## Exercise objective
Starting at the first line of the listing and stopping after the line containing "- processes-file-label: Processes", reproduce those lines with every "Memory Simulator" changed to "Memory Emulator" and all else left unchanged.
━━━ Supplied entries
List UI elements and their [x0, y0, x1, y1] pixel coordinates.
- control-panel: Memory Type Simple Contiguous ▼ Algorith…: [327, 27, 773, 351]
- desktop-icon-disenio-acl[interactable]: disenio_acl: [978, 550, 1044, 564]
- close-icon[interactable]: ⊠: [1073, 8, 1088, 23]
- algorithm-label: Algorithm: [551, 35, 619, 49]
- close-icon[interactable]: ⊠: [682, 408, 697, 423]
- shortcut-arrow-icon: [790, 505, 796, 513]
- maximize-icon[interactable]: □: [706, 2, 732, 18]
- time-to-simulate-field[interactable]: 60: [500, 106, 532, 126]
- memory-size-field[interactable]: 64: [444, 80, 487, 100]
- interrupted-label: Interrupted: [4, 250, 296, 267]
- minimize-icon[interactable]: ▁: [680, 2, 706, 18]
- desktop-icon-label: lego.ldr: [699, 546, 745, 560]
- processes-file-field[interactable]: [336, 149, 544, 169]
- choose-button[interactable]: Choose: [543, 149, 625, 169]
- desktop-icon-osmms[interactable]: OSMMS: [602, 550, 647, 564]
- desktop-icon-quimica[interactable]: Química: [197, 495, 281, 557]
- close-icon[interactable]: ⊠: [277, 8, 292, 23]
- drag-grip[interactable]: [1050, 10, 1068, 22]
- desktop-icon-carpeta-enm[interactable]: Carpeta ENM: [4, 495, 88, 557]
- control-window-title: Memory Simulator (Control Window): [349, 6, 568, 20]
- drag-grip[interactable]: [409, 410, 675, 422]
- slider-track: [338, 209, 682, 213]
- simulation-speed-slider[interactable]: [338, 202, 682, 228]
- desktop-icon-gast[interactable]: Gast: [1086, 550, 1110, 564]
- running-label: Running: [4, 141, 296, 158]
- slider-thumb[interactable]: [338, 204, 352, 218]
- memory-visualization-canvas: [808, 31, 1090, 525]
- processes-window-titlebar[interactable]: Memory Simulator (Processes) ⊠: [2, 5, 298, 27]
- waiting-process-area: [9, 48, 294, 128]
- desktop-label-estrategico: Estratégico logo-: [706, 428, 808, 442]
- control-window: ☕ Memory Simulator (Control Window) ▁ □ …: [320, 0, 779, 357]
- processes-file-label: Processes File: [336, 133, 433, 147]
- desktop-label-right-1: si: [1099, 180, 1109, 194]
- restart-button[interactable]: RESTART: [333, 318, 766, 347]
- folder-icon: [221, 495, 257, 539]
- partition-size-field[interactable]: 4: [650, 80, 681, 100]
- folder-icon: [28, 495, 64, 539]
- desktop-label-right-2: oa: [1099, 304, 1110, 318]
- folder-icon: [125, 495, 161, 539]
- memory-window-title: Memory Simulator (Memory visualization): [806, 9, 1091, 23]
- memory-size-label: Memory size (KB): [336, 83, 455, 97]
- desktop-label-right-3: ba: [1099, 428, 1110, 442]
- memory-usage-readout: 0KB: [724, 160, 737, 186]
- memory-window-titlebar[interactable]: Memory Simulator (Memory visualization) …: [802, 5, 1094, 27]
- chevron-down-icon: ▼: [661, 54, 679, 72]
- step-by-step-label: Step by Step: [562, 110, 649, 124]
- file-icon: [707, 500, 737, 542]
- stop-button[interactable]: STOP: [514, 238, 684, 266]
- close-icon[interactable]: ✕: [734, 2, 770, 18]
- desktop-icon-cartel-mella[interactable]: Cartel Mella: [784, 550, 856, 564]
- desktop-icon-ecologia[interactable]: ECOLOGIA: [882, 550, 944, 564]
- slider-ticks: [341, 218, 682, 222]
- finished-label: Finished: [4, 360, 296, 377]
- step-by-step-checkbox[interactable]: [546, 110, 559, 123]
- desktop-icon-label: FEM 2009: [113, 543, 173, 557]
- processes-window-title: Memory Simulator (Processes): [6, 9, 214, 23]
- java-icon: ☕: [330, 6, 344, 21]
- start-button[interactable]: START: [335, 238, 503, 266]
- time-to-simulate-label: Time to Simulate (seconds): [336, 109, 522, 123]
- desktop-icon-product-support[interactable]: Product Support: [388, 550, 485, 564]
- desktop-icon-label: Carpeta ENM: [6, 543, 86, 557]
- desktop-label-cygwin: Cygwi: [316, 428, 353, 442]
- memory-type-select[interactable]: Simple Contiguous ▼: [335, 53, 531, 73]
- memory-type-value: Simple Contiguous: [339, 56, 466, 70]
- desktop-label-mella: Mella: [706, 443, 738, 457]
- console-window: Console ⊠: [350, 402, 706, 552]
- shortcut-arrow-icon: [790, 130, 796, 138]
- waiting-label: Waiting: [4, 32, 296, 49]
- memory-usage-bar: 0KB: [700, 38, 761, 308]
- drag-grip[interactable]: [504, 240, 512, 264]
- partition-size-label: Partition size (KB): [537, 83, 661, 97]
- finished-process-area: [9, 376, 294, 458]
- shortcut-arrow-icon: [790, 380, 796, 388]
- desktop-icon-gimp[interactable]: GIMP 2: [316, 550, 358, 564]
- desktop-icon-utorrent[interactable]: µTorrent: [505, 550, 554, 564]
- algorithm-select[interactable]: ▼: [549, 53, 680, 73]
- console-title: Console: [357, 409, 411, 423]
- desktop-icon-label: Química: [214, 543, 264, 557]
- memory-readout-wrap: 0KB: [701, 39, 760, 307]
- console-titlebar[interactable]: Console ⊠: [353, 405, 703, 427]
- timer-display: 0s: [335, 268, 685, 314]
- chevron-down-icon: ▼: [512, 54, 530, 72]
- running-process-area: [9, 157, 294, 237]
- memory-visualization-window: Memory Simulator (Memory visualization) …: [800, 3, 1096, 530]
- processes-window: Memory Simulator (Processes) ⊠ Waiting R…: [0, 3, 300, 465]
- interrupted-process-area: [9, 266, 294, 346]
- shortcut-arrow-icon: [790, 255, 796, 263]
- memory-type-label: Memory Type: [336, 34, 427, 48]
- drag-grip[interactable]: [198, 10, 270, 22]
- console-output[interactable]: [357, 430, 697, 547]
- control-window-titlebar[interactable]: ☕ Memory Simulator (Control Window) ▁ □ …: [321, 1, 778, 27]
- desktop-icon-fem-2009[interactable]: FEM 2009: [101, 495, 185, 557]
━━━━━━
## Response to the exercise
List UI elements and their [x0, y0, x1, y1] pixel coordinates.
- control-panel: Memory Type Simple Contiguous ▼ Algorith…: [327, 27, 773, 351]
- desktop-icon-disenio-acl[interactable]: disenio_acl: [978, 550, 1044, 564]
- close-icon[interactable]: ⊠: [1073, 8, 1088, 23]
- algorithm-label: Algorithm: [551, 35, 619, 49]
- close-icon[interactable]: ⊠: [682, 408, 697, 423]
- shortcut-arrow-icon: [790, 505, 796, 513]
- maximize-icon[interactable]: □: [706, 2, 732, 18]
- time-to-simulate-field[interactable]: 60: [500, 106, 532, 126]
- memory-size-field[interactable]: 64: [444, 80, 487, 100]
- interrupted-label: Interrupted: [4, 250, 296, 267]
- minimize-icon[interactable]: ▁: [680, 2, 706, 18]
- desktop-icon-label: lego.ldr: [699, 546, 745, 560]
- processes-file-field[interactable]: [336, 149, 544, 169]
- choose-button[interactable]: Choose: [543, 149, 625, 169]
- desktop-icon-osmms[interactable]: OSMMS: [602, 550, 647, 564]
- desktop-icon-quimica[interactable]: Química: [197, 495, 281, 557]
- close-icon[interactable]: ⊠: [277, 8, 292, 23]
- drag-grip[interactable]: [1050, 10, 1068, 22]
- desktop-icon-carpeta-enm[interactable]: Carpeta ENM: [4, 495, 88, 557]
- control-window-title: Memory Emulator (Control Window): [349, 6, 568, 20]
- drag-grip[interactable]: [409, 410, 675, 422]
- slider-track: [338, 209, 682, 213]
- simulation-speed-slider[interactable]: [338, 202, 682, 228]
- desktop-icon-gast[interactable]: Gast: [1086, 550, 1110, 564]
- running-label: Running: [4, 141, 296, 158]
- slider-thumb[interactable]: [338, 204, 352, 218]
- memory-visualization-canvas: [808, 31, 1090, 525]
- processes-window-titlebar[interactable]: Memory Emulator (Processes) ⊠: [2, 5, 298, 27]
- waiting-process-area: [9, 48, 294, 128]
- desktop-label-estrategico: Estratégico logo-: [706, 428, 808, 442]
- control-window: ☕ Memory Emulator (Control Window) ▁ □ …: [320, 0, 779, 357]
- processes-file-label: Processes File: [336, 133, 433, 147]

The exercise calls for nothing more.